-- Begin --
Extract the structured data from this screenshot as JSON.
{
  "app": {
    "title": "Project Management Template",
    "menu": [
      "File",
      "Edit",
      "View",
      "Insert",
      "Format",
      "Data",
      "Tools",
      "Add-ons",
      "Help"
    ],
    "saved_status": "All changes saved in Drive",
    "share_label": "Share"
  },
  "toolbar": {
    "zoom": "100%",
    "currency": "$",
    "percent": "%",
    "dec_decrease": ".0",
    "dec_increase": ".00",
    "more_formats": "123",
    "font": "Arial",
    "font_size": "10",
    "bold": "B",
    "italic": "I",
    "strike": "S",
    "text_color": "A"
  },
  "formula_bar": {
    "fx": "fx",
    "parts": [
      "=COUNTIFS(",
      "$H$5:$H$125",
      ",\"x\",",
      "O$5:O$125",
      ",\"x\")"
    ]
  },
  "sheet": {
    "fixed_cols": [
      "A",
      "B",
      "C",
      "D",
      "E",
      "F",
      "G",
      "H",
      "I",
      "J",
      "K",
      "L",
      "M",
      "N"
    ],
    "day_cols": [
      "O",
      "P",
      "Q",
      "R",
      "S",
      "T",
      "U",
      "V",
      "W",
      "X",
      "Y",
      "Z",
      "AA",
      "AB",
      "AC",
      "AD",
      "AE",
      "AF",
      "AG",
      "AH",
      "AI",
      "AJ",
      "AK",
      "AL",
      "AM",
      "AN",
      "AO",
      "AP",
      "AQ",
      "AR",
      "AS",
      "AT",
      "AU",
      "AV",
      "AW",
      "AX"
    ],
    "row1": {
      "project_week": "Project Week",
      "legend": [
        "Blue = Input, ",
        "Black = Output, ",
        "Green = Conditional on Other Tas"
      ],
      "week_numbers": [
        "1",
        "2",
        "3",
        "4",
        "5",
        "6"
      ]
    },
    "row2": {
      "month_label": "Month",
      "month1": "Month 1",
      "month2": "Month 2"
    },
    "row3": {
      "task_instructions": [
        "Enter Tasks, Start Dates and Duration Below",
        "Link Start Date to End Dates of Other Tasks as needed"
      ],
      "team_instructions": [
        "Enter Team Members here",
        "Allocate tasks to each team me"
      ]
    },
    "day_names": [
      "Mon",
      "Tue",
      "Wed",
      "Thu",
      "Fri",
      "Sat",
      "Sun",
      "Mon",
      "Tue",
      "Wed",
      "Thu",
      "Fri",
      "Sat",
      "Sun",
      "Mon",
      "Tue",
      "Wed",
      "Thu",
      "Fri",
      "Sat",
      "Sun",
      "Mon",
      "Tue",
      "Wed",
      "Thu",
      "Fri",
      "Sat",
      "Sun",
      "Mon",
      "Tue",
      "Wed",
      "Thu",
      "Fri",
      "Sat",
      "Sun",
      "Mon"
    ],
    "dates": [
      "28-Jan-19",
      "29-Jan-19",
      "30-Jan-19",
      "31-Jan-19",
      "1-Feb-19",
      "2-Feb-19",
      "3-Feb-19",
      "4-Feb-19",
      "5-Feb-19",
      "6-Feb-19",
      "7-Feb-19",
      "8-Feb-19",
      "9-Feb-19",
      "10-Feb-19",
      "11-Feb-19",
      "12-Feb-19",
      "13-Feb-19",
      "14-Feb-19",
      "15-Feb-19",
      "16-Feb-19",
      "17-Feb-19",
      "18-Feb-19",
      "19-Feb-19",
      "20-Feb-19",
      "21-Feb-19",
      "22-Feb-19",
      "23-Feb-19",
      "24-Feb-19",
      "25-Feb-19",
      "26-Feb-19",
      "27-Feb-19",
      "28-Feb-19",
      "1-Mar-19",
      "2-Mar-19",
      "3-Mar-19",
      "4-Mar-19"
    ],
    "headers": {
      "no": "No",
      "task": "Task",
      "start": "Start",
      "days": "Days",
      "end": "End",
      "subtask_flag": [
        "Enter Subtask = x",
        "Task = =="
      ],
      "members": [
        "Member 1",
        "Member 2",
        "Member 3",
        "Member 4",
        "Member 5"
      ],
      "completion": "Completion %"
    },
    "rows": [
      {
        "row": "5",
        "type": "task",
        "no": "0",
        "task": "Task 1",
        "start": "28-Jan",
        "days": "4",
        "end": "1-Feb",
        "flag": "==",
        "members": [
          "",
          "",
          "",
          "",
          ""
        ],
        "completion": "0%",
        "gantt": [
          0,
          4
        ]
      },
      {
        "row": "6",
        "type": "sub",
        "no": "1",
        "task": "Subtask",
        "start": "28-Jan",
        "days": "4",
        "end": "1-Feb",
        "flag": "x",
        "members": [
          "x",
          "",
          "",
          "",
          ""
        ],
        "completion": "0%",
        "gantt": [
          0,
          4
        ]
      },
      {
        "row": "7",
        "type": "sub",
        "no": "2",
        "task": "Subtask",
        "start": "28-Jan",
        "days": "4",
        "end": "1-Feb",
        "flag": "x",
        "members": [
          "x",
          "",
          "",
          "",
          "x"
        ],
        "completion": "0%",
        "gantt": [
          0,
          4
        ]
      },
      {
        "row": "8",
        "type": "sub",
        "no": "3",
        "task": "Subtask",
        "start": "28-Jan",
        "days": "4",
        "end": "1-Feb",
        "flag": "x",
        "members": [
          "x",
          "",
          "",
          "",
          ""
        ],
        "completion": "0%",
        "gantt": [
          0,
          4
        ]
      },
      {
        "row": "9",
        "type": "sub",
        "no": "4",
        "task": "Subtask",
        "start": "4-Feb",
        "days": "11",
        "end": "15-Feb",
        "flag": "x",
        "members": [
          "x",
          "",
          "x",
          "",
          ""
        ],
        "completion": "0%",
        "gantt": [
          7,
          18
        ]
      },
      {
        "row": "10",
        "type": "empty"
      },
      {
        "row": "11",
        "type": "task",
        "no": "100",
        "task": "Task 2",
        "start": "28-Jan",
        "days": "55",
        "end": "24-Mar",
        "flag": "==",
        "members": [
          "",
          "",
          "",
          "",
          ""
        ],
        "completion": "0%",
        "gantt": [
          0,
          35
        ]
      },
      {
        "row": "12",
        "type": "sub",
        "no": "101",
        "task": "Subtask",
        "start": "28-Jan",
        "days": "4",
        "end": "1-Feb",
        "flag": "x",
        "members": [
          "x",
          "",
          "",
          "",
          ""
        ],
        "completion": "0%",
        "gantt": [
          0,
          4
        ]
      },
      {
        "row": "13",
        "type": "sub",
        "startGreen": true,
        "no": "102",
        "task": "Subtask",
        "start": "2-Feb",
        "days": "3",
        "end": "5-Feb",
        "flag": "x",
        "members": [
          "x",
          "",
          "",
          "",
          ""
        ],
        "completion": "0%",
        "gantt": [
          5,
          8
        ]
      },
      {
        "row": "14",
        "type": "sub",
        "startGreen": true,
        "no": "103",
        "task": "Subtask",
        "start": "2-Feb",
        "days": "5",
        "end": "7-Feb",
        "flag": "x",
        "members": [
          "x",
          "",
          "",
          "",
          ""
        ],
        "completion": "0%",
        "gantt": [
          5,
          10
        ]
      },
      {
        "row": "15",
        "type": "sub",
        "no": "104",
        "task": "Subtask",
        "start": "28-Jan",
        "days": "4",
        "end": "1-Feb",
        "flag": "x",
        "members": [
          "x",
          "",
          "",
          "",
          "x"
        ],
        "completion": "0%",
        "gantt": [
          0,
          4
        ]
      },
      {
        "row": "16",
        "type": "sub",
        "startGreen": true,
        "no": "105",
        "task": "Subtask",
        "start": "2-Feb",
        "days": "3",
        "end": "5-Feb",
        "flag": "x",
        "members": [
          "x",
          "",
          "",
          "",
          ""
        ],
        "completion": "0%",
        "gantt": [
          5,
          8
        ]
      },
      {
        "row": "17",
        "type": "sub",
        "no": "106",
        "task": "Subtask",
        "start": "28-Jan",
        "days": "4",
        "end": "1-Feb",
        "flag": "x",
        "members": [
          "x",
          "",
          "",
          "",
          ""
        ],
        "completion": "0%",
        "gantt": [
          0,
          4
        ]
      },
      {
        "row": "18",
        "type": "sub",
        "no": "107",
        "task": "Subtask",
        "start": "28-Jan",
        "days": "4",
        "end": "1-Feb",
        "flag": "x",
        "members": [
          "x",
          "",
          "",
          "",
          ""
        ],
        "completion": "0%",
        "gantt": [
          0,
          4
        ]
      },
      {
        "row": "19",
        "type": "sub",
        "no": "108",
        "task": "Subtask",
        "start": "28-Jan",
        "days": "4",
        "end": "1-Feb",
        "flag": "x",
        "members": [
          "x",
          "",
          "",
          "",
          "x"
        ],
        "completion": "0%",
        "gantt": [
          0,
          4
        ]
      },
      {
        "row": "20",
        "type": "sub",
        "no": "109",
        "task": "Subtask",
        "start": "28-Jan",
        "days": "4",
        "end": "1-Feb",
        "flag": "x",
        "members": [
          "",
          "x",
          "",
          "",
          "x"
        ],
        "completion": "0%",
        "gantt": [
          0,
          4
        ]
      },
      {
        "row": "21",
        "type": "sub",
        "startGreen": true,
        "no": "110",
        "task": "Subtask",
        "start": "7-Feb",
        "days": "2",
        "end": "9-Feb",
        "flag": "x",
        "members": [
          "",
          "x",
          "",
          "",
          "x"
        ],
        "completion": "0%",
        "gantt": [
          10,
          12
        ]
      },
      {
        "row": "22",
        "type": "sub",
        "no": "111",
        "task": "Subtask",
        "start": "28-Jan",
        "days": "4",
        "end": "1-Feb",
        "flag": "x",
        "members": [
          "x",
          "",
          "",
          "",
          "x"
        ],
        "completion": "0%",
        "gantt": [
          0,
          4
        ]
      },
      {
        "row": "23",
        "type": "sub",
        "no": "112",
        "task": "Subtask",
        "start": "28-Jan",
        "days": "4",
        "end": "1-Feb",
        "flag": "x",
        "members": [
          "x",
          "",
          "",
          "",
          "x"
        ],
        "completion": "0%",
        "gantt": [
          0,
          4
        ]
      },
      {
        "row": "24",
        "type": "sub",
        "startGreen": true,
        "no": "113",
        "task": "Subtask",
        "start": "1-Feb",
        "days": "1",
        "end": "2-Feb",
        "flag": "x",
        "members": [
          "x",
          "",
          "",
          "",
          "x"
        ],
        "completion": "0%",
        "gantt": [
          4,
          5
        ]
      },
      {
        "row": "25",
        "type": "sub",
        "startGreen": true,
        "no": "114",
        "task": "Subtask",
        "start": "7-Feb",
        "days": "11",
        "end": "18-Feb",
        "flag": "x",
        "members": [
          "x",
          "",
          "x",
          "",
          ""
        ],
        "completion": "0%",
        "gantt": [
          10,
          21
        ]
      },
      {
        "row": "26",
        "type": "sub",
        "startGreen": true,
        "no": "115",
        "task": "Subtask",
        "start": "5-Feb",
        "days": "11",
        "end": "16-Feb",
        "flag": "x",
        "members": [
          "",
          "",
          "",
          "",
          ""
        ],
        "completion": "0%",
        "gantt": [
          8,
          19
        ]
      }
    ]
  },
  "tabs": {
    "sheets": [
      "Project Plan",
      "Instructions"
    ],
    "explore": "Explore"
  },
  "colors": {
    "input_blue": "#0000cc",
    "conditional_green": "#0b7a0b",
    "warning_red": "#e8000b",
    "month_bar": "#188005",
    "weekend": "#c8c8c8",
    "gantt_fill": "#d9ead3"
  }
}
-- End --
-- Begin --
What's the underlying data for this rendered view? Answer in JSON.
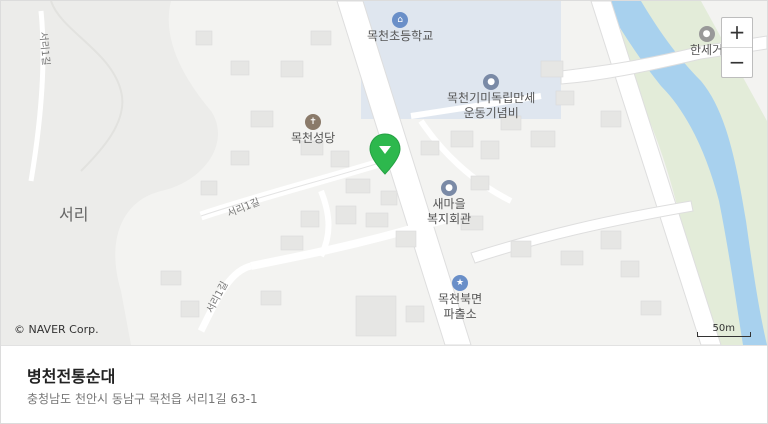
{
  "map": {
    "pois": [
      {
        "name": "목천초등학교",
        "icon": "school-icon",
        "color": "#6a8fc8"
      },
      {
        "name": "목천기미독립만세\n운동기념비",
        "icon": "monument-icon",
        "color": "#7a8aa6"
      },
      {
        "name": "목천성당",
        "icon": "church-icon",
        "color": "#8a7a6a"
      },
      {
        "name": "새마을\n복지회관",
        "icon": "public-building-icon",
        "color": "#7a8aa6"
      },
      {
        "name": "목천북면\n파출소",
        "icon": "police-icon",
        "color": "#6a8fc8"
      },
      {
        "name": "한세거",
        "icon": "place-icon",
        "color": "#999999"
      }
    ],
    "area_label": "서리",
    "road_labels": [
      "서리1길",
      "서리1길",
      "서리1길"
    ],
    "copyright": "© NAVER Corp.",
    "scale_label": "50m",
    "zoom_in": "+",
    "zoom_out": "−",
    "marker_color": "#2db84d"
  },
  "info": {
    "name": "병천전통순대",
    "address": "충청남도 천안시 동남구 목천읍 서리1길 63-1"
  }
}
-- End --
PROBLEM:
Pull out each line containing the word "this" and copy it.

WRITTEN RESPONSE:
Extract the structured data from this screenshot as JSON.
What's the underlying data for this rendered view? Answer in JSON.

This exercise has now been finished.